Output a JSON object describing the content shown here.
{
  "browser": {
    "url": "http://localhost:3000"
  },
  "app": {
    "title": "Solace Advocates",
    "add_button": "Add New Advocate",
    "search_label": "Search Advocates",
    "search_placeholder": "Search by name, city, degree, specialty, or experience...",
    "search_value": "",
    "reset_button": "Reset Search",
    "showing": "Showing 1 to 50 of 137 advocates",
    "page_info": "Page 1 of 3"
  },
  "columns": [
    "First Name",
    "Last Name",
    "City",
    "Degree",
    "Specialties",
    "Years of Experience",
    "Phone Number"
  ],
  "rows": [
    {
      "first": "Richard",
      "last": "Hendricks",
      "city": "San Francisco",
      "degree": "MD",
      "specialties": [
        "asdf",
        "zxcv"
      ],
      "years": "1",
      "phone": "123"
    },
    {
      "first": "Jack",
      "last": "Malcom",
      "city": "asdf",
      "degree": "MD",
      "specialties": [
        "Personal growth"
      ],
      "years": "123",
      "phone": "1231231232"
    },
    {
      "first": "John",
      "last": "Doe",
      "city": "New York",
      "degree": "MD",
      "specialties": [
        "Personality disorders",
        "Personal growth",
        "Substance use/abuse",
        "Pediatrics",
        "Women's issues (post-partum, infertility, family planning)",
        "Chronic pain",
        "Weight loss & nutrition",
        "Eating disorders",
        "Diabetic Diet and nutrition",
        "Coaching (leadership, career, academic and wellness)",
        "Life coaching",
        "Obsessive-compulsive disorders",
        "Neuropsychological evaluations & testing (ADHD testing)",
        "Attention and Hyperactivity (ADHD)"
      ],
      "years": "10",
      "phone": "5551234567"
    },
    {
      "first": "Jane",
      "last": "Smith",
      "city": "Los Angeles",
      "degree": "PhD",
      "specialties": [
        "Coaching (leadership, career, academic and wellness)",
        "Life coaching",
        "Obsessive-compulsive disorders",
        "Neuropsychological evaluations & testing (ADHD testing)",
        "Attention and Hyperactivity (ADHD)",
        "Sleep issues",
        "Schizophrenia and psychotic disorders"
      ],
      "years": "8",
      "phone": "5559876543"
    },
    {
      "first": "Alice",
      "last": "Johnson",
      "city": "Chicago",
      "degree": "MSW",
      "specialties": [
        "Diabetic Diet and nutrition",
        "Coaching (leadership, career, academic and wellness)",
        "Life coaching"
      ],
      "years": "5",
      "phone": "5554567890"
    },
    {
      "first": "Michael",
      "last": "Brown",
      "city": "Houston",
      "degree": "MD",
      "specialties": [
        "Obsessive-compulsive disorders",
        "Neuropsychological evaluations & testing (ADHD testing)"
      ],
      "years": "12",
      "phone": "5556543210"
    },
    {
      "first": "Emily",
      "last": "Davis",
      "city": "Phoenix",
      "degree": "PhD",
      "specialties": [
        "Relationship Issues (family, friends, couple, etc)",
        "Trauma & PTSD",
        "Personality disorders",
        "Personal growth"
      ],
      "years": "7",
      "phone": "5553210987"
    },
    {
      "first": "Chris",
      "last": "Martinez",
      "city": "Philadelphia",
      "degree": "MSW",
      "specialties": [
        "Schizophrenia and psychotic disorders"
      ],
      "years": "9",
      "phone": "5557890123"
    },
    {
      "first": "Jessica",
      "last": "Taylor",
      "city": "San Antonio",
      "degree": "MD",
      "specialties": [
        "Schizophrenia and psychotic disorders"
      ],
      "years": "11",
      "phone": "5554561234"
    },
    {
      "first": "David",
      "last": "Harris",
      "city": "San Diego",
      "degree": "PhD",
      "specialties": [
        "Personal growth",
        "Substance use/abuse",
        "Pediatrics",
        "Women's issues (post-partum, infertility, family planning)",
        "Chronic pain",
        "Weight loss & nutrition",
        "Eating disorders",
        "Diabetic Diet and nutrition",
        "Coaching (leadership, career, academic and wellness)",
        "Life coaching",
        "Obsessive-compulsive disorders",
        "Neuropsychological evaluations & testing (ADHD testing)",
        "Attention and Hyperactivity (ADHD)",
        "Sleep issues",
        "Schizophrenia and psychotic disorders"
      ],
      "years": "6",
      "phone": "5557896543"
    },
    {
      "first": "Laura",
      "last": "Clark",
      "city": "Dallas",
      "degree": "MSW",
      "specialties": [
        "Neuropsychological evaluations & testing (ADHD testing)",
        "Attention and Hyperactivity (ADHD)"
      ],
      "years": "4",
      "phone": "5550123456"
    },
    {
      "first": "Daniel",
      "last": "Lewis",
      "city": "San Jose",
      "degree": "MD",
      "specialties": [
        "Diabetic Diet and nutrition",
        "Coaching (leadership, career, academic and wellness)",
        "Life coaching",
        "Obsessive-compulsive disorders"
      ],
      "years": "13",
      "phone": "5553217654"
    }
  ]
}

□ □ □ □ □

Prompt: Exact copies of all the records are required.

Expected answer:
Output a JSON object describing the content shown here.
{
  "browser": {
    "url": "http://localhost:3000"
  },
  "app": {
    "title": "Solace Advocates",
    "add_button": "Add New Advocate",
    "search_label": "Search Advocates",
    "search_placeholder": "Search by name, city, degree, specialty, or experience...",
    "search_value": "",
    "reset_button": "Reset Search",
    "showing": "Showing 1 to 50 of 137 advocates",
    "page_info": "Page 1 of 3"
  },
  "columns": [
    "First Name",
    "Last Name",
    "City",
    "Degree",
    "Specialties",
    "Years of Experience",
    "Phone Number"
  ],
  "rows": [
    {
      "first": "Richard",
      "last": "Hendricks",
      "city": "San Francisco",
      "degree": "MD",
      "specialties": [
        "asdf",
        "zxcv"
      ],
      "years": "1",
      "phone": "123"
    },
    {
      "first": "Jack",
      "last": "Malcom",
      "city": "asdf",
      "degree": "MD",
      "specialties": [
        "Personal growth"
      ],
      "years": "123",
      "phone": "1231231232"
    },
    {
      "first": "John",
      "last": "Doe",
      "city": "New York",
      "degree": "MD",
      "specialties": [
        "Personality disorders",
        "Personal growth",
        "Substance use/abuse",
        "Pediatrics",
        "Women's issues (post-partum, infertility, family planning)",
        "Chronic pain",
        "Weight loss & nutrition",
        "Eating disorders",
        "Diabetic Diet and nutrition",
        "Coaching (leadership, career, academic and wellness)",
        "Life coaching",
        "Obsessive-compulsive disorders",
        "Neuropsychological evaluations & testing (ADHD testing)",
        "Attention and Hyperactivity (ADHD)"
      ],
      "years": "10",
      "phone": "5551234567"
    },
    {
      "first": "Jane",
      "last": "Smith",
      "city": "Los Angeles",
      "degree": "PhD",
      "specialties": [
        "Coaching (leadership, career, academic and wellness)",
        "Life coaching",
        "Obsessive-compulsive disorders",
        "Neuropsychological evaluations & testing (ADHD testing)",
        "Attention and Hyperactivity (ADHD)",
        "Sleep issues",
        "Schizophrenia and psychotic disorders"
      ],
      "years": "8",
      "phone": "5559876543"
    },
    {
      "first": "Alice",
      "last": "Johnson",
      "city": "Chicago",
      "degree": "MSW",
      "specialties": [
        "Diabetic Diet and nutrition",
        "Coaching (leadership, career, academic and wellness)",
        "Life coaching"
      ],
      "years": "5",
      "phone": "5554567890"
    },
    {
      "first": "Michael",
      "last": "Brown",
      "city": "Houston",
      "degree": "MD",
      "specialties": [
        "Obsessive-compulsive disorders",
        "Neuropsychological evaluations & testing (ADHD testing)"
      ],
      "years": "12",
      "phone": "5556543210"
    },
    {
      "first": "Emily",
      "last": "Davis",
      "city": "Phoenix",
      "degree": "PhD",
      "specialties": [
        "Relationship Issues (family, friends, couple, etc)",
        "Trauma & PTSD",
        "Personality disorders",
        "Personal growth"
      ],
      "years": "7",
      "phone": "5553210987"
    },
    {
      "first": "Chris",
      "last": "Martinez",
      "city": "Philadelphia",
      "degree": "MSW",
      "specialties": [
        "Schizophrenia and psychotic disorders"
      ],
      "years": "9",
      "phone": "5557890123"
    },
    {
      "first": "Jessica",
      "last": "Taylor",
      "city": "San Antonio",
      "degree": "MD",
      "specialties": [
        "Schizophrenia and psychotic disorders"
      ],
      "years": "11",
      "phone": "5554561234"
    },
    {
      "first": "David",
      "last": "Harris",
      "city": "San Diego",
      "degree": "PhD",
      "specialties": [
        "Personal growth",
        "Substance use/abuse",
        "Pediatrics",
        "Women's issues (post-partum, infertility, family planning)",
        "Chronic pain",
        "Weight loss & nutrition",
        "Eating disorders",
        "Diabetic Diet and nutrition",
        "Coaching (leadership, career, academic and wellness)",
        "Life coaching",
        "Obsessive-compulsive disorders",
        "Neuropsychological evaluations & testing (ADHD testing)",
        "Attention and Hyperactivity (ADHD)",
        "Sleep issues",
        "Schizophrenia and psychotic disorders"
      ],
      "years": "6",
      "phone": "5557896543"
    },
    {
      "first": "Laura",
      "last": "Clark",
      "city": "Dallas",
      "degree": "MSW",
      "specialties": [
        "Neuropsychological evaluations & testing (ADHD testing)",
        "Attention and Hyperactivity (ADHD)"
      ],
      "years": "4",
      "phone": "5550123456"
    },
    {
      "first": "Daniel",
      "last": "Lewis",
      "city": "San Jose",
      "degree": "MD",
      "specialties": [
        "Diabetic Diet and nutrition",
        "Coaching (leadership, career, academic and wellness)",
        "Life coaching",
        "Obsessive-compulsive disorders"
      ],
      "years": "13",
      "phone": "5553217654"
    }
  ]
}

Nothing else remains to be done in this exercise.